THE EXERCISE: Copy out the material below in full, but not its images.

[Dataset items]
* * * * * * * * *

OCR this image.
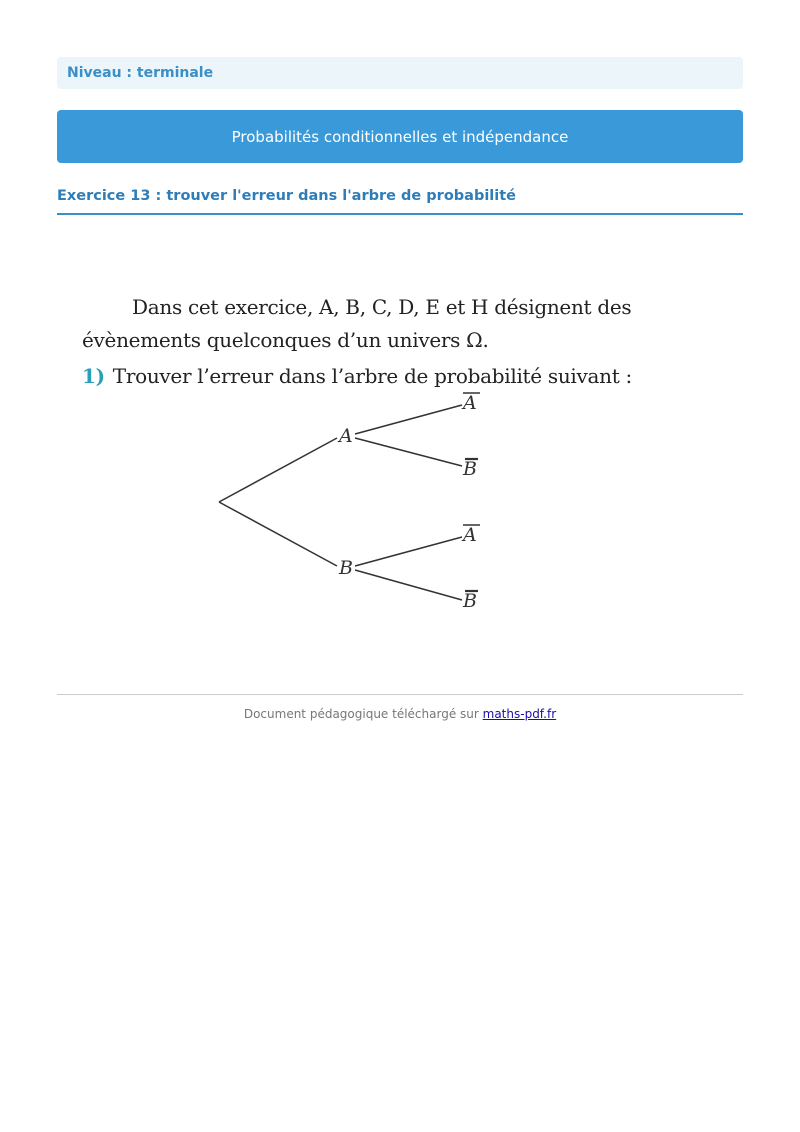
Niveau : terminale
Probabilités conditionnelles et indépendance
Exercice 13 : trouver l'erreur dans l'arbre de probabilité
Dans cet exercice, A, B, C, D, E et H désignent des
évènements quelconques d’un univers Ω.
1) Trouver l’erreur dans l’arbre de probabilité suivant :
A
B
A
B
A
B
Document pédagogique téléchargé sur maths-pdf.fr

* * * * * * * * *

EXERCISE OUTPUT:
OCR this image.
Niveau : terminale
Probabilités conditionnelles et indépendance
Exercice 13 : trouver l'erreur dans l'arbre de probabilité
Dans cet exercice, A, B, C, D, E et H désignent des
évènements quelconques d’un univers Ω.
1) Trouver l’erreur dans l’arbre de probabilité suivant :
A
B
A
B
A
B
Document pédagogique téléchargé sur maths-pdf.fr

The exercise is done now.